ROWS:
■ ■ ■ ■ ■ ■ ■
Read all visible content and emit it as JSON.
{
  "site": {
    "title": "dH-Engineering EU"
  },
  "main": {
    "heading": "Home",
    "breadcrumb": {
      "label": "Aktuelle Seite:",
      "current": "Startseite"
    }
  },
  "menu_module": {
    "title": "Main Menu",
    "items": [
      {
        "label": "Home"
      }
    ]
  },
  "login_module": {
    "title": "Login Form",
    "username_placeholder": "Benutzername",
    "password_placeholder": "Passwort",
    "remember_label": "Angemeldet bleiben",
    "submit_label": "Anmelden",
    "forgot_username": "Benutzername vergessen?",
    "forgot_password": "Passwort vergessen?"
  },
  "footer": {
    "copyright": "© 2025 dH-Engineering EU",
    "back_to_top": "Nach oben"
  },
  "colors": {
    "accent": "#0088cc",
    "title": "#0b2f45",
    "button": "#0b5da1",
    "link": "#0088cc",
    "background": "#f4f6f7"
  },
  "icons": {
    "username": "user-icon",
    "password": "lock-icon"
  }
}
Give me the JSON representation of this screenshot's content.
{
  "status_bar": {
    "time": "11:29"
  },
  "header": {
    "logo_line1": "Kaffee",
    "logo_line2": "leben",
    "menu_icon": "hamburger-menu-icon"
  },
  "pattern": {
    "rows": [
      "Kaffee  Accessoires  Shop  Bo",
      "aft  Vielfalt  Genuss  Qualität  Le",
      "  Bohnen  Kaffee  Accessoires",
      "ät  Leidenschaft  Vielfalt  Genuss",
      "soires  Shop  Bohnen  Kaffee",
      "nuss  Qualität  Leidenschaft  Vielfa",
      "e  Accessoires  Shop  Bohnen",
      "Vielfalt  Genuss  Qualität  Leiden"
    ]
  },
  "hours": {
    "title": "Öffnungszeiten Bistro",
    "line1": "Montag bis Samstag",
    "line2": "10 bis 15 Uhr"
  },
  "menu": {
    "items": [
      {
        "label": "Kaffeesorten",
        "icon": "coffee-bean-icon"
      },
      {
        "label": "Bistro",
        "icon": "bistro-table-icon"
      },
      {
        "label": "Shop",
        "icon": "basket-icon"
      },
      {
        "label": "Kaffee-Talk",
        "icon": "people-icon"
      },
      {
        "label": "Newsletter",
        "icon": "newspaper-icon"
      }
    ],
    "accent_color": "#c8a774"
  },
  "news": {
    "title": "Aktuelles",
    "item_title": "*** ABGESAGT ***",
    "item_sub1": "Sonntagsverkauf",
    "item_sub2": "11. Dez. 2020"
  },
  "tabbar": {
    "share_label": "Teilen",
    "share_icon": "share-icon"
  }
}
■ ■ ■ ■ ■ ■ ■
Only the lines from the one containing "Give me the" through the end of the entries above belong in the answer; repeat them exactly.

REPLY:
Give me the JSON representation of this screenshot's content.
{
  "status_bar": {
    "time": "11:29"
  },
  "header": {
    "logo_line1": "Kaffee",
    "logo_line2": "leben",
    "menu_icon": "hamburger-menu-icon"
  },
  "pattern": {
    "rows": [
      "Kaffee  Accessoires  Shop  Bo",
      "aft  Vielfalt  Genuss  Qualität  Le",
      "  Bohnen  Kaffee  Accessoires",
      "ät  Leidenschaft  Vielfalt  Genuss",
      "soires  Shop  Bohnen  Kaffee",
      "nuss  Qualität  Leidenschaft  Vielfa",
      "e  Accessoires  Shop  Bohnen",
      "Vielfalt  Genuss  Qualität  Leiden"
    ]
  },
  "hours": {
    "title": "Öffnungszeiten Bistro",
    "line1": "Montag bis Samstag",
    "line2": "10 bis 15 Uhr"
  },
  "menu": {
    "items": [
      {
        "label": "Kaffeesorten",
        "icon": "coffee-bean-icon"
      },
      {
        "label": "Bistro",
        "icon": "bistro-table-icon"
      },
      {
        "label": "Shop",
        "icon": "basket-icon"
      },
      {
        "label": "Kaffee-Talk",
        "icon": "people-icon"
      },
      {
        "label": "Newsletter",
        "icon": "newspaper-icon"
      }
    ],
    "accent_color": "#c8a774"
  },
  "news": {
    "title": "Aktuelles",
    "item_title": "*** ABGESAGT ***",
    "item_sub1": "Sonntagsverkauf",
    "item_sub2": "11. Dez. 2020"
  },
  "tabbar": {
    "share_label": "Teilen",
    "share_icon": "share-icon"
  }
}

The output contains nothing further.